• _DIRECTIVE_
Using the records that follow, copy every line containing the word "minus".

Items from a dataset
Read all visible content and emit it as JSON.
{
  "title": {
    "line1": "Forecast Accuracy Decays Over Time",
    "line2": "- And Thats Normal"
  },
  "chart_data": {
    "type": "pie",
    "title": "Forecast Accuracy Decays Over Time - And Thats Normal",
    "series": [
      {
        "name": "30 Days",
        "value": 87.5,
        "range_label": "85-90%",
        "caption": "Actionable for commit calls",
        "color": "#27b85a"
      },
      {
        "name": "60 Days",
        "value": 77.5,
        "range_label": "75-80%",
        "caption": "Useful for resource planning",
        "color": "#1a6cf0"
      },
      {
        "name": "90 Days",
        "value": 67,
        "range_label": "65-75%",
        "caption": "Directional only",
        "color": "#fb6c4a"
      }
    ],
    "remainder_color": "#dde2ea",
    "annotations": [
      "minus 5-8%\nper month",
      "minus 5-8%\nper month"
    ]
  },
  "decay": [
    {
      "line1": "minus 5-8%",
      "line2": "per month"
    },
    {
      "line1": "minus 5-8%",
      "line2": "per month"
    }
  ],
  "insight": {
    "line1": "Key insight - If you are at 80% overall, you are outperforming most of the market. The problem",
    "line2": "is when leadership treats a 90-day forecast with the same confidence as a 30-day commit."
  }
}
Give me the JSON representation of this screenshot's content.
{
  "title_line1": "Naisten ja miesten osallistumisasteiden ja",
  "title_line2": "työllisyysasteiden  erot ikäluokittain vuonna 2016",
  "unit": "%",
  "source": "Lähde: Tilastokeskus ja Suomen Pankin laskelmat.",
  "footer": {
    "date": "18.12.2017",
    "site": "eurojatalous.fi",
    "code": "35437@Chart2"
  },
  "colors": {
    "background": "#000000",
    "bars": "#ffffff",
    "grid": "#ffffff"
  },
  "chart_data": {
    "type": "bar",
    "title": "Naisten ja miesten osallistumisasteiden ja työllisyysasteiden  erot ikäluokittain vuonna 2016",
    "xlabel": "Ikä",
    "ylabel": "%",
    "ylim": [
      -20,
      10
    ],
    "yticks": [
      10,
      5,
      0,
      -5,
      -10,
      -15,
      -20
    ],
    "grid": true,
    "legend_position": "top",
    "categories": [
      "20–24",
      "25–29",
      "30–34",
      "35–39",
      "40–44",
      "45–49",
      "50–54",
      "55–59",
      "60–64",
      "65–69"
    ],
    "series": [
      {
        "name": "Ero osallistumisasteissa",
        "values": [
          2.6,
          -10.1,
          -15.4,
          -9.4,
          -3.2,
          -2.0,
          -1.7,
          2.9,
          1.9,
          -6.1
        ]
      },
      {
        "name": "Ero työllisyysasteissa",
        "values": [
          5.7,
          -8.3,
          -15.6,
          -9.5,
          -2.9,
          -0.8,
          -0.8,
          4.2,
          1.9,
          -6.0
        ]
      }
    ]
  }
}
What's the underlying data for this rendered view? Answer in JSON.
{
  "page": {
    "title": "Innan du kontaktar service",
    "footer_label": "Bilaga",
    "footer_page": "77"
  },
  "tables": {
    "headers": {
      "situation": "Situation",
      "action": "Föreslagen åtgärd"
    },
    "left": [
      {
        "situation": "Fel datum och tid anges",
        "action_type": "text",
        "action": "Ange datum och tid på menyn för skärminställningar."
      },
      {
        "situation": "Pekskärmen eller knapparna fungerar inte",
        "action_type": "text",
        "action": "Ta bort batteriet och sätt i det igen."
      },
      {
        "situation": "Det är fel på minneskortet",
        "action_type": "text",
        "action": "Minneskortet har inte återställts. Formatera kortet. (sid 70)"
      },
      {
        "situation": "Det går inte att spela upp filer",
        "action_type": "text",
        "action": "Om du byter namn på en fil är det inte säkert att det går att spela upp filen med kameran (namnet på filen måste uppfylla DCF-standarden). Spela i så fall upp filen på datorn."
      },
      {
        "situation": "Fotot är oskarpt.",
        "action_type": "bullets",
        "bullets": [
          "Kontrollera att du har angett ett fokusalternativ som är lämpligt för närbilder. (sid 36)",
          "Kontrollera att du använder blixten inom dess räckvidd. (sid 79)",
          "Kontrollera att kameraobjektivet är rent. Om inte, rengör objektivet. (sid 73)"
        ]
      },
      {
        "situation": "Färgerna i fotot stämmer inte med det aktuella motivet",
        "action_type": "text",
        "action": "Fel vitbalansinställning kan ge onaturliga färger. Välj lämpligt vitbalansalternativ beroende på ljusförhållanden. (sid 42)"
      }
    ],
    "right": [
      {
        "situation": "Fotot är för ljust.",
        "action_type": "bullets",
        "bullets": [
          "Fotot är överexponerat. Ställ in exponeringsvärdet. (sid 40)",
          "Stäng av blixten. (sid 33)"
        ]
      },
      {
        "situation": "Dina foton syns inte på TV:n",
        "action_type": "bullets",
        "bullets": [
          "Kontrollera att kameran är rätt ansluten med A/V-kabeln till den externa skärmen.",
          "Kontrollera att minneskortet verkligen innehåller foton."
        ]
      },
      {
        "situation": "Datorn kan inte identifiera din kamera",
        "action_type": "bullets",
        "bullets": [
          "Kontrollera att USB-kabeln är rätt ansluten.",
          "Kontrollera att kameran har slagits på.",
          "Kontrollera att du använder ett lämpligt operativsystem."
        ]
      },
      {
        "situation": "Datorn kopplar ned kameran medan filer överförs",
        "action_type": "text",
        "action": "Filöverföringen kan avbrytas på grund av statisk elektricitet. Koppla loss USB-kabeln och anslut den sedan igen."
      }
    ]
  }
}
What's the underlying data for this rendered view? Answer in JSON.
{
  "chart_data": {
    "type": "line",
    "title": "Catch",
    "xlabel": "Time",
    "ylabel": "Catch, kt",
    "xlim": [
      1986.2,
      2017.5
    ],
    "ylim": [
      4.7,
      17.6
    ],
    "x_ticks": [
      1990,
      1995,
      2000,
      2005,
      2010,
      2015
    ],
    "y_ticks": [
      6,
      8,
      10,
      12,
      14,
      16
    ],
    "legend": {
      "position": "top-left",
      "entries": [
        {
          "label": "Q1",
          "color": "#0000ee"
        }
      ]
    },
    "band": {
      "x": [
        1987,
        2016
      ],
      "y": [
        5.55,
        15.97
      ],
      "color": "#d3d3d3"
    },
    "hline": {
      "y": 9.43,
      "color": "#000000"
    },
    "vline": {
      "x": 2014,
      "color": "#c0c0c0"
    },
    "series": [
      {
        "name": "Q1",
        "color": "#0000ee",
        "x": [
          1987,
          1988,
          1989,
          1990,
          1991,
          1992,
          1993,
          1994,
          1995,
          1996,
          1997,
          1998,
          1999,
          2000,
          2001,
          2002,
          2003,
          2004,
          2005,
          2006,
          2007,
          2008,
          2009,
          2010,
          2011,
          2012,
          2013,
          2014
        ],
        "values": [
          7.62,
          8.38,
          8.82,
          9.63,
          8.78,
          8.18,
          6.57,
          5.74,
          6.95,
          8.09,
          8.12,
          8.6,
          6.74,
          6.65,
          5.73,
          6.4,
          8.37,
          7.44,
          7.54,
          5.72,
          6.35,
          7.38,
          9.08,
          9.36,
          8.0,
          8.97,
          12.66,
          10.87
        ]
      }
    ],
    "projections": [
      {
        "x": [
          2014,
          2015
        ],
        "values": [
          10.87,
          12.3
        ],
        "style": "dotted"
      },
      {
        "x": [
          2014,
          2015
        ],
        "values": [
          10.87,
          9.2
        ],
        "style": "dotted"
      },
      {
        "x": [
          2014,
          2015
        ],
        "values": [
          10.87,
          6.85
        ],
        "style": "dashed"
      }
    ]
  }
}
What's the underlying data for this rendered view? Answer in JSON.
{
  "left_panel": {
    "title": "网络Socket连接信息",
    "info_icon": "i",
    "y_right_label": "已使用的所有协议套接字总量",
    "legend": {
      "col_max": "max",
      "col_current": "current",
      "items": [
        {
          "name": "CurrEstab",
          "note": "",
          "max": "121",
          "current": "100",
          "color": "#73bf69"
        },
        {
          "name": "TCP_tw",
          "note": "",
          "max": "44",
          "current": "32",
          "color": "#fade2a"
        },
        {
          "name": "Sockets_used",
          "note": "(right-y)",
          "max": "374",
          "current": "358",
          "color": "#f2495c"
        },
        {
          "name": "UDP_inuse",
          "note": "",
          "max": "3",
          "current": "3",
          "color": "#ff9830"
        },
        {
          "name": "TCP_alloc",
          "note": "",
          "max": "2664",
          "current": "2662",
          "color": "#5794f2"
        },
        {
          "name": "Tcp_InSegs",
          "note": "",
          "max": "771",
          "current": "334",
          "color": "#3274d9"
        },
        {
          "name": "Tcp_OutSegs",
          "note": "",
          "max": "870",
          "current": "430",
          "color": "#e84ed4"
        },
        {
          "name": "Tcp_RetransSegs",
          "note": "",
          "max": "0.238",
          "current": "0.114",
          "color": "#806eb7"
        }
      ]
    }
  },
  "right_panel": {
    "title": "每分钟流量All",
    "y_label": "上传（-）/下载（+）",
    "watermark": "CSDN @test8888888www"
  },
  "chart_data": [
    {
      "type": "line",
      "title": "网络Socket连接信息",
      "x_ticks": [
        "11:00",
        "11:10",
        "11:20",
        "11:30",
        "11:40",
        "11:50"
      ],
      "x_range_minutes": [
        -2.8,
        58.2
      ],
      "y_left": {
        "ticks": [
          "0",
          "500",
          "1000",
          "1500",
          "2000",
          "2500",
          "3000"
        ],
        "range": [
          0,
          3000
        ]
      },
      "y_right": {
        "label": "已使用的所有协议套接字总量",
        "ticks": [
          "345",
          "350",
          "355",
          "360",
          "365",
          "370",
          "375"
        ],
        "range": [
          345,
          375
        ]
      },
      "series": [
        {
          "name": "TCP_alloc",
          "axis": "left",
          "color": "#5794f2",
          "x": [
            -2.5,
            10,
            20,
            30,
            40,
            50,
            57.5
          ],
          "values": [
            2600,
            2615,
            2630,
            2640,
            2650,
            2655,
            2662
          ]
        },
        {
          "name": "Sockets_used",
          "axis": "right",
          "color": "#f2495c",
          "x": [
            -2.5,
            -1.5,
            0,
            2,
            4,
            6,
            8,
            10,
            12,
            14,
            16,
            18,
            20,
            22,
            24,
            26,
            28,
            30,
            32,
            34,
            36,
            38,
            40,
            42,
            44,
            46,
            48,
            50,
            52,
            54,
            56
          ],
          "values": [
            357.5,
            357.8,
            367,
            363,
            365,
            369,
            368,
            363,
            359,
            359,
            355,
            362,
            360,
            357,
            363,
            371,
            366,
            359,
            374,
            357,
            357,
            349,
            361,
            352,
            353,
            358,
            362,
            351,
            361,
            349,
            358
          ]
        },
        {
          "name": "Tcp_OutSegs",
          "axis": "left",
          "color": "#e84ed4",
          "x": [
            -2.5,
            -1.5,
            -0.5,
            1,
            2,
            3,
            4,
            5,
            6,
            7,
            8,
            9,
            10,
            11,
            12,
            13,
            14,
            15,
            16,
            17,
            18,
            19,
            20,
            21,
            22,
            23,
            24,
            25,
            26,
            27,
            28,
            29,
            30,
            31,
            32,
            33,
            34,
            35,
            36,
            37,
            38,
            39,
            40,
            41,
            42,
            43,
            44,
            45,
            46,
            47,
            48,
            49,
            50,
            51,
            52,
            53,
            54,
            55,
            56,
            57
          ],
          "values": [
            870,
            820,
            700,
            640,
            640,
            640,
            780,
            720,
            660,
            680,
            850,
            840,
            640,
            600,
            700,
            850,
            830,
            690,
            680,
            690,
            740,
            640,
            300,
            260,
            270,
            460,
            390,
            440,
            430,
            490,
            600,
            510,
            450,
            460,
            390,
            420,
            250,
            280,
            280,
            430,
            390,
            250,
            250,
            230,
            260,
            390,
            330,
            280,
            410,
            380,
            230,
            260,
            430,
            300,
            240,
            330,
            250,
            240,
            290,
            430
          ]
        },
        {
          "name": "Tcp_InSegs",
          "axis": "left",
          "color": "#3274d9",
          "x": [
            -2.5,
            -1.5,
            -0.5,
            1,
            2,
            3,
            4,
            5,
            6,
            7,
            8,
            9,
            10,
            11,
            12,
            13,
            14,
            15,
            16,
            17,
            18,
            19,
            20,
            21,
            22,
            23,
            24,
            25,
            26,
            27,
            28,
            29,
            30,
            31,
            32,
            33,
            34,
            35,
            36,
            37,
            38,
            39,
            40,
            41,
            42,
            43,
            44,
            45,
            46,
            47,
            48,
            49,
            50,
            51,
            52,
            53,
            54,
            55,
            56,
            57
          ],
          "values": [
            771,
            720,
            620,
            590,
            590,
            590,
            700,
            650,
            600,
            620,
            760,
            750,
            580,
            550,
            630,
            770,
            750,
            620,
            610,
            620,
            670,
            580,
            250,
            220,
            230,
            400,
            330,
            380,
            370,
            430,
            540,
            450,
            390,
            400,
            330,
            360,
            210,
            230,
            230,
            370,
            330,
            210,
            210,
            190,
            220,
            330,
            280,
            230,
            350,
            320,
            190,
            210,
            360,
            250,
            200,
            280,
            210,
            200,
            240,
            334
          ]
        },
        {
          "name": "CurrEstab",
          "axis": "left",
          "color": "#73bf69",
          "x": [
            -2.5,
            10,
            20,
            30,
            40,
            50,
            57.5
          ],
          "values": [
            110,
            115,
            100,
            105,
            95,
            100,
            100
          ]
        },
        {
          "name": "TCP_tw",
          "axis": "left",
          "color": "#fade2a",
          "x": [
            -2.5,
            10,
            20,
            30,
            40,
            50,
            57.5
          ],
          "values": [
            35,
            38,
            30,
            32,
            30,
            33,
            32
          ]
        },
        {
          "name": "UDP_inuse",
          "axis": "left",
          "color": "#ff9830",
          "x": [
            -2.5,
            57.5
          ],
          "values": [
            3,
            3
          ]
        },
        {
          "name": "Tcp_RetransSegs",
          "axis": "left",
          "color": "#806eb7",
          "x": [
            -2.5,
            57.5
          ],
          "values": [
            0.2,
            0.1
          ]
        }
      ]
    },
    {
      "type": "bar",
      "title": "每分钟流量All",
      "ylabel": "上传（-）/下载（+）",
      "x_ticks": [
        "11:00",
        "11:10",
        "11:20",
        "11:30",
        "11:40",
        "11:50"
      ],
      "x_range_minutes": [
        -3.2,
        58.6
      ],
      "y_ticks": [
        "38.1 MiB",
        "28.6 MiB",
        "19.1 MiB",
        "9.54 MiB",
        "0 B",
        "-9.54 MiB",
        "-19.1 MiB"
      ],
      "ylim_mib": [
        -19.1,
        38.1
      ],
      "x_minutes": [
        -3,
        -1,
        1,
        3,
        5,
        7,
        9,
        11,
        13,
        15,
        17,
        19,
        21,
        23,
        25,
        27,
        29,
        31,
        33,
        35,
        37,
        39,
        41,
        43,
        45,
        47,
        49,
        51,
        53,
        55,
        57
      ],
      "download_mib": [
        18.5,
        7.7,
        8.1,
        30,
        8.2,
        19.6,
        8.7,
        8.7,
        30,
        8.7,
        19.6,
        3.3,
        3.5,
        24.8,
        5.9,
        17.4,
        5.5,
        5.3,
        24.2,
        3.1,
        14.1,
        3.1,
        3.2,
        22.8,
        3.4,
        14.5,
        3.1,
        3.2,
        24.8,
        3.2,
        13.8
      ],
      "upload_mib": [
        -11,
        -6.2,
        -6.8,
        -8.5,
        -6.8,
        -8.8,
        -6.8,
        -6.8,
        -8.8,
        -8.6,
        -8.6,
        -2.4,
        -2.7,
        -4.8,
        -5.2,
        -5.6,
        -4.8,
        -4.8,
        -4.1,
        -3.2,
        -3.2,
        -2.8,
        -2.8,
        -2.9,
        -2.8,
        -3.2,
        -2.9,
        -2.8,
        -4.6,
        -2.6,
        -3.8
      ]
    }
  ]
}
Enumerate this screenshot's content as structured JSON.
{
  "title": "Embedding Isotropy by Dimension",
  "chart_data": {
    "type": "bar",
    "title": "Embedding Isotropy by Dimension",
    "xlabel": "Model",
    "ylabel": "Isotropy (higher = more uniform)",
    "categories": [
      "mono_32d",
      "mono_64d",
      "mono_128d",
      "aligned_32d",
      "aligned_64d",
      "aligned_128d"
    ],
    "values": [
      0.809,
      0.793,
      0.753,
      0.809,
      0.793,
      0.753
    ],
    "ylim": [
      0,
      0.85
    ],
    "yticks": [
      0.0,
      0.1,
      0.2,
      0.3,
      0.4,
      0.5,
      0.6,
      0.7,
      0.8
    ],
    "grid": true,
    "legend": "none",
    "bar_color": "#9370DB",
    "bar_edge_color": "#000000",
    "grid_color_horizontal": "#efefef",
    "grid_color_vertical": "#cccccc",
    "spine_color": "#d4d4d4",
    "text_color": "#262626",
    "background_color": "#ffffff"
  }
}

• _FULL SOLUTION_
      "minus 5-8%\nper month",
      "minus 5-8%\nper month"
      "line1": "minus 5-8%",
      "line1": "minus 5-8%",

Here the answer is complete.